◆ **Exercise**:
List each line of the data in which the string "denominated" appears.

◆ **Provided entries**:

········

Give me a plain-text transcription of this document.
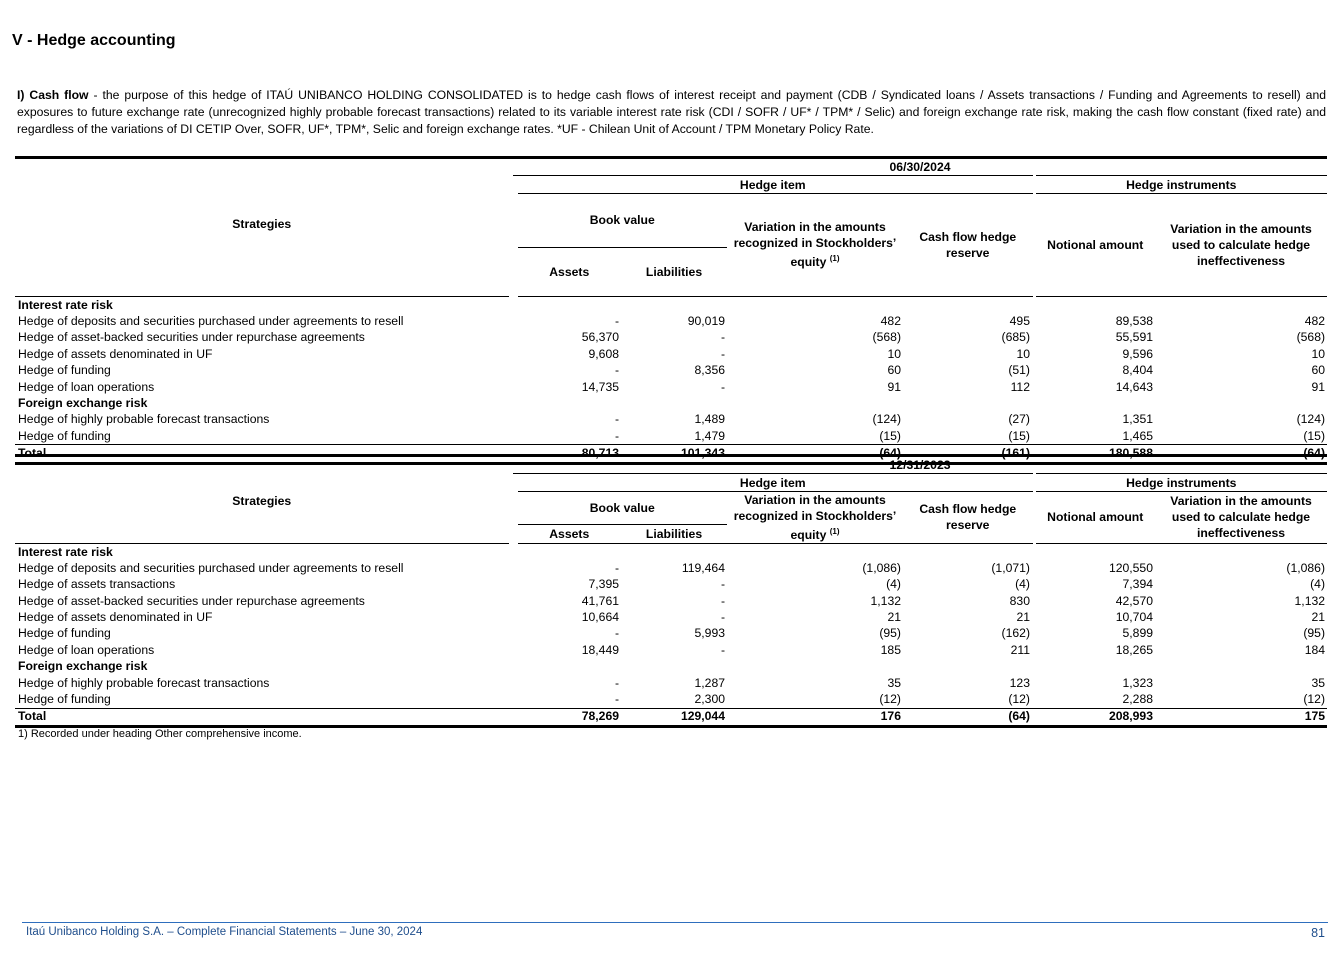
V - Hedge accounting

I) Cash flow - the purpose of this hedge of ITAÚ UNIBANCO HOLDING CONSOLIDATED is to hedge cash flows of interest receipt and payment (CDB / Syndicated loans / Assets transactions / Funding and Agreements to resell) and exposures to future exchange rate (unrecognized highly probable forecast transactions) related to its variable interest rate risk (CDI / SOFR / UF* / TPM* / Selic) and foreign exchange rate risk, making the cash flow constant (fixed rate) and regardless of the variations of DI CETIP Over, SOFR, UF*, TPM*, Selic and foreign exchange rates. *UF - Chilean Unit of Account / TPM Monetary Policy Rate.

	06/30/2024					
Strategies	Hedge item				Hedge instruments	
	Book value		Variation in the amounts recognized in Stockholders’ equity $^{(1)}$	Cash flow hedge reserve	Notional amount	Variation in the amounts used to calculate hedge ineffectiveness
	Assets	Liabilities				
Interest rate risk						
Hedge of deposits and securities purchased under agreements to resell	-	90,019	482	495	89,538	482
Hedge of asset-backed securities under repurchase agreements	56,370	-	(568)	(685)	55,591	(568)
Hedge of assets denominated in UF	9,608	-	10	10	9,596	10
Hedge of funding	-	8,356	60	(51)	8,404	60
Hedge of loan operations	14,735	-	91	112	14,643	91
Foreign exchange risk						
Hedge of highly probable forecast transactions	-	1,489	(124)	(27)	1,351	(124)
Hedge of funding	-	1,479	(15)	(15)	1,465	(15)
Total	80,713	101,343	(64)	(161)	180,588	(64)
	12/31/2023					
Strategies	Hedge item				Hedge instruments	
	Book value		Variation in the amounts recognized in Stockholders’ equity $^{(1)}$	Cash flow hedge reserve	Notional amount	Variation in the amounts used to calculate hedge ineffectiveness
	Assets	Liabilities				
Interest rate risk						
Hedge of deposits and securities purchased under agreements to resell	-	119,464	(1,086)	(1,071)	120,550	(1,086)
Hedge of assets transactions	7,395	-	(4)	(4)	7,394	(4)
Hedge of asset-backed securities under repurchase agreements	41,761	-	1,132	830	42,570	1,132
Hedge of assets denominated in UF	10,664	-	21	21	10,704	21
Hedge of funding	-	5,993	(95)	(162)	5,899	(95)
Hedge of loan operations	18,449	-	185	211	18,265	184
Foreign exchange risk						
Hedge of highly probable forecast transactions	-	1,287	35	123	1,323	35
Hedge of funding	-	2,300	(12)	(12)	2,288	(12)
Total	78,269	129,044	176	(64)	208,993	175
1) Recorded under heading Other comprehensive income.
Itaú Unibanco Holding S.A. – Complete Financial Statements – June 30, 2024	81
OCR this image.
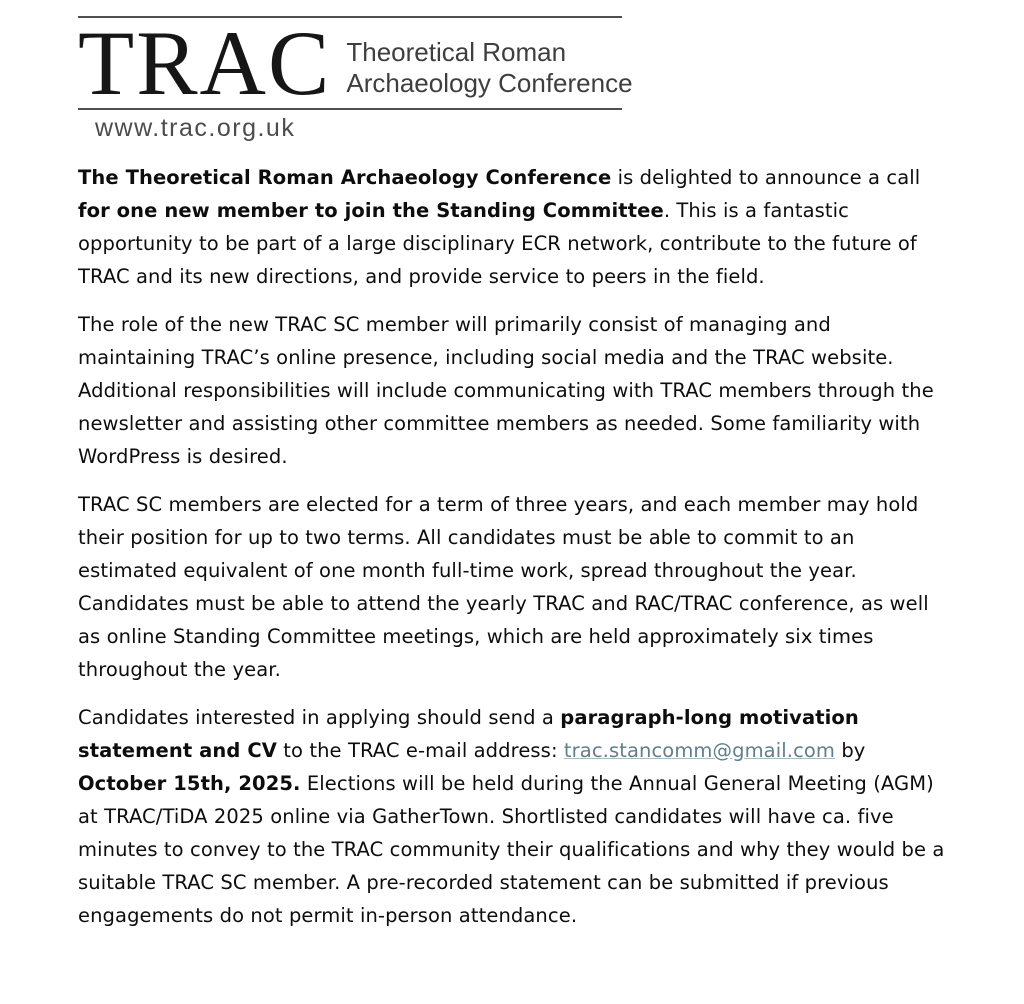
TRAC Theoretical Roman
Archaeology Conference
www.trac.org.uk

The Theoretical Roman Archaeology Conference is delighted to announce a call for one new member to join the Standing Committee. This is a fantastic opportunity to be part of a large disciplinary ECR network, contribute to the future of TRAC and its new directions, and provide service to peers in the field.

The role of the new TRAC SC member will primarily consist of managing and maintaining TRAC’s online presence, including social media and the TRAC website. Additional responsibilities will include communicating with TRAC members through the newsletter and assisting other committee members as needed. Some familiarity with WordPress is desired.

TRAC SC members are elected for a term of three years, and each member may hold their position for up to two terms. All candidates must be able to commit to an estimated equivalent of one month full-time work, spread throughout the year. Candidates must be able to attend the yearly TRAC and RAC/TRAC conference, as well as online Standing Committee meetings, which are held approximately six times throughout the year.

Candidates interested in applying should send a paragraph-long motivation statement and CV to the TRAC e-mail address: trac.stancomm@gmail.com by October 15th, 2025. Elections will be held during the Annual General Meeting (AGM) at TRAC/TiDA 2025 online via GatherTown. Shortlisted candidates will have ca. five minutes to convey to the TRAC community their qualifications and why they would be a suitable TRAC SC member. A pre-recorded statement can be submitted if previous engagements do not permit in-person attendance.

········

◆ **Task solution**:
Hedge of assets denominated in UF	9,608	-	10	10	9,596	10
Hedge of assets denominated in UF	10,664	-	21	21	10,704	21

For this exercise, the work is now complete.